Instructions to follow: An exact transcription of all the records below is required, without any images.

Figure collection entries:
____
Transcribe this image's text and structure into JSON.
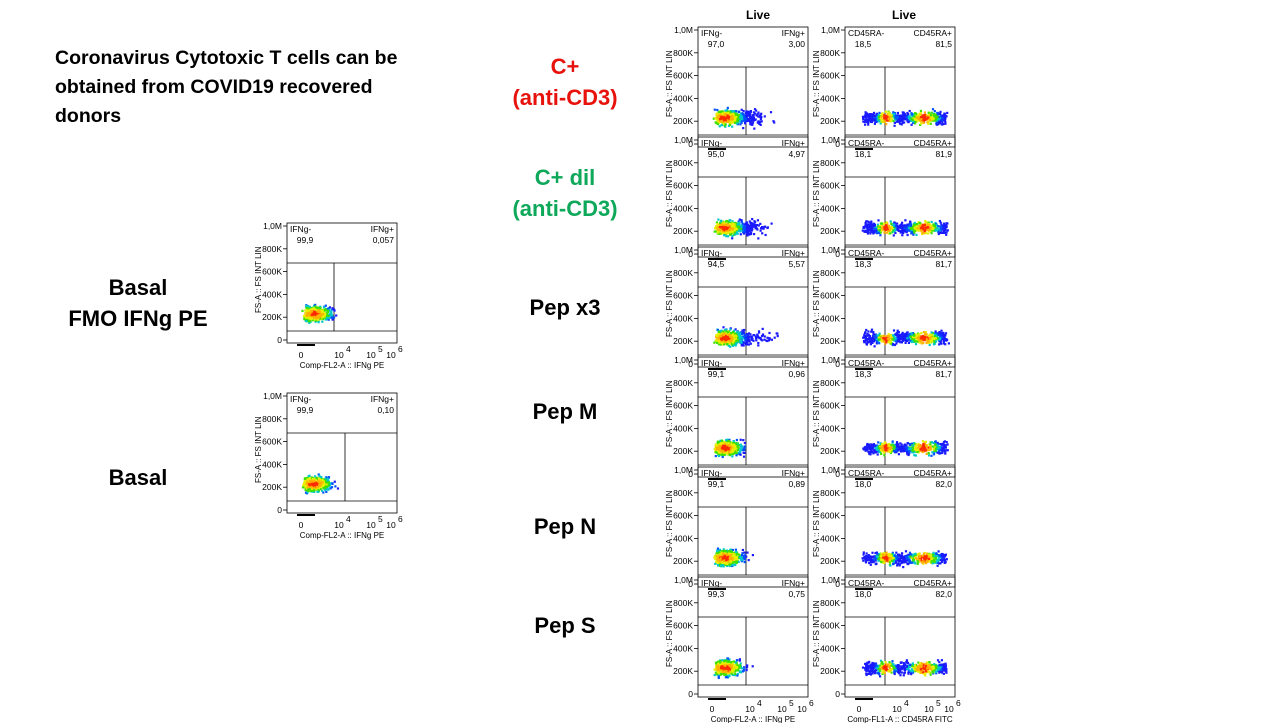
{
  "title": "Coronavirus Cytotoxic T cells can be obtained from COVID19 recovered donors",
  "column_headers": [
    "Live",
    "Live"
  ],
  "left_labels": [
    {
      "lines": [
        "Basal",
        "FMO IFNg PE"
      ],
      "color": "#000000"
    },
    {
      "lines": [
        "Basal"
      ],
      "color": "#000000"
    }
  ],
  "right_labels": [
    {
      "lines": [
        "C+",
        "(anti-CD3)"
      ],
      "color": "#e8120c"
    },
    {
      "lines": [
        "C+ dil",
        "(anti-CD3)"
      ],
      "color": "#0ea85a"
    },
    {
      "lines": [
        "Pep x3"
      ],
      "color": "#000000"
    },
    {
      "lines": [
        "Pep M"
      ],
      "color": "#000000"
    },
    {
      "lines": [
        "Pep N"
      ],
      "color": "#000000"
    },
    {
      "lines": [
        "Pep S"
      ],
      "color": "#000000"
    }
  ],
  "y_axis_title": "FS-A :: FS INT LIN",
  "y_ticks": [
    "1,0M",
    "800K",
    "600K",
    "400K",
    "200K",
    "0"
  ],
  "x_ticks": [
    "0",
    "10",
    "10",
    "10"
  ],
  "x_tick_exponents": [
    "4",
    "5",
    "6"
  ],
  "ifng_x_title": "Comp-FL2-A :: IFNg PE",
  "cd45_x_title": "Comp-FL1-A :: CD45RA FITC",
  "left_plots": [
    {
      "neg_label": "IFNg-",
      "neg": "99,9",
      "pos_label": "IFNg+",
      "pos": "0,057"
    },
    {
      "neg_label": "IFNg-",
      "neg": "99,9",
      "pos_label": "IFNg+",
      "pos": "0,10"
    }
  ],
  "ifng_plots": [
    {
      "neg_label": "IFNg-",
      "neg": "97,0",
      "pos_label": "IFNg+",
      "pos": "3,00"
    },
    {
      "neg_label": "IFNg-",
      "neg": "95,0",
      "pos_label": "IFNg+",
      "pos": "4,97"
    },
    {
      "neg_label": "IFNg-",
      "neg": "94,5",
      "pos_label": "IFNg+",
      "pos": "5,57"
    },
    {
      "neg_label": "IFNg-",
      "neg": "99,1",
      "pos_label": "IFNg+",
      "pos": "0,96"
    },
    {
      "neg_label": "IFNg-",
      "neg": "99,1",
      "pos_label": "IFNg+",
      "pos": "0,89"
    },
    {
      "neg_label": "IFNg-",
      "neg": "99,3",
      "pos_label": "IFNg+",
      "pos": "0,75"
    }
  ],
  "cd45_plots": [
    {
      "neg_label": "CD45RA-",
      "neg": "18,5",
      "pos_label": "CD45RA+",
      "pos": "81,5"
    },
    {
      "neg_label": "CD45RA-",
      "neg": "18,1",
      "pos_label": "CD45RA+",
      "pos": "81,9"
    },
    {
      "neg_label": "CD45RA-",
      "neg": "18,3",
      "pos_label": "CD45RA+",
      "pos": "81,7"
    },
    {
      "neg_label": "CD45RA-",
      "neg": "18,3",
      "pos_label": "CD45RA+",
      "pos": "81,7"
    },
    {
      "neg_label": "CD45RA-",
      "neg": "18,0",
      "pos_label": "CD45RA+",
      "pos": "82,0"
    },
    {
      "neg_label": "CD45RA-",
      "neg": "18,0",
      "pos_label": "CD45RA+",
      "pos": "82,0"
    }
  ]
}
____
Answer to this exercise:
Transcribe this image's text and structure into JSON.
{
  "title": "Coronavirus Cytotoxic T cells can be obtained from COVID19 recovered donors",
  "column_headers": [
    "Live",
    "Live"
  ],
  "left_labels": [
    {
      "lines": [
        "Basal",
        "FMO IFNg PE"
      ],
      "color": "#000000"
    },
    {
      "lines": [
        "Basal"
      ],
      "color": "#000000"
    }
  ],
  "right_labels": [
    {
      "lines": [
        "C+",
        "(anti-CD3)"
      ],
      "color": "#e8120c"
    },
    {
      "lines": [
        "C+ dil",
        "(anti-CD3)"
      ],
      "color": "#0ea85a"
    },
    {
      "lines": [
        "Pep x3"
      ],
      "color": "#000000"
    },
    {
      "lines": [
        "Pep M"
      ],
      "color": "#000000"
    },
    {
      "lines": [
        "Pep N"
      ],
      "color": "#000000"
    },
    {
      "lines": [
        "Pep S"
      ],
      "color": "#000000"
    }
  ],
  "y_axis_title": "FS-A :: FS INT LIN",
  "y_ticks": [
    "1,0M",
    "800K",
    "600K",
    "400K",
    "200K",
    "0"
  ],
  "x_ticks": [
    "0",
    "10",
    "10",
    "10"
  ],
  "x_tick_exponents": [
    "4",
    "5",
    "6"
  ],
  "ifng_x_title": "Comp-FL2-A :: IFNg PE",
  "cd45_x_title": "Comp-FL1-A :: CD45RA FITC",
  "left_plots": [
    {
      "neg_label": "IFNg-",
      "neg": "99,9",
      "pos_label": "IFNg+",
      "pos": "0,057"
    },
    {
      "neg_label": "IFNg-",
      "neg": "99,9",
      "pos_label": "IFNg+",
      "pos": "0,10"
    }
  ],
  "ifng_plots": [
    {
      "neg_label": "IFNg-",
      "neg": "97,0",
      "pos_label": "IFNg+",
      "pos": "3,00"
    },
    {
      "neg_label": "IFNg-",
      "neg": "95,0",
      "pos_label": "IFNg+",
      "pos": "4,97"
    },
    {
      "neg_label": "IFNg-",
      "neg": "94,5",
      "pos_label": "IFNg+",
      "pos": "5,57"
    },
    {
      "neg_label": "IFNg-",
      "neg": "99,1",
      "pos_label": "IFNg+",
      "pos": "0,96"
    },
    {
      "neg_label": "IFNg-",
      "neg": "99,1",
      "pos_label": "IFNg+",
      "pos": "0,89"
    },
    {
      "neg_label": "IFNg-",
      "neg": "99,3",
      "pos_label": "IFNg+",
      "pos": "0,75"
    }
  ],
  "cd45_plots": [
    {
      "neg_label": "CD45RA-",
      "neg": "18,5",
      "pos_label": "CD45RA+",
      "pos": "81,5"
    },
    {
      "neg_label": "CD45RA-",
      "neg": "18,1",
      "pos_label": "CD45RA+",
      "pos": "81,9"
    },
    {
      "neg_label": "CD45RA-",
      "neg": "18,3",
      "pos_label": "CD45RA+",
      "pos": "81,7"
    },
    {
      "neg_label": "CD45RA-",
      "neg": "18,3",
      "pos_label": "CD45RA+",
      "pos": "81,7"
    },
    {
      "neg_label": "CD45RA-",
      "neg": "18,0",
      "pos_label": "CD45RA+",
      "pos": "82,0"
    },
    {
      "neg_label": "CD45RA-",
      "neg": "18,0",
      "pos_label": "CD45RA+",
      "pos": "82,0"
    }
  ]
}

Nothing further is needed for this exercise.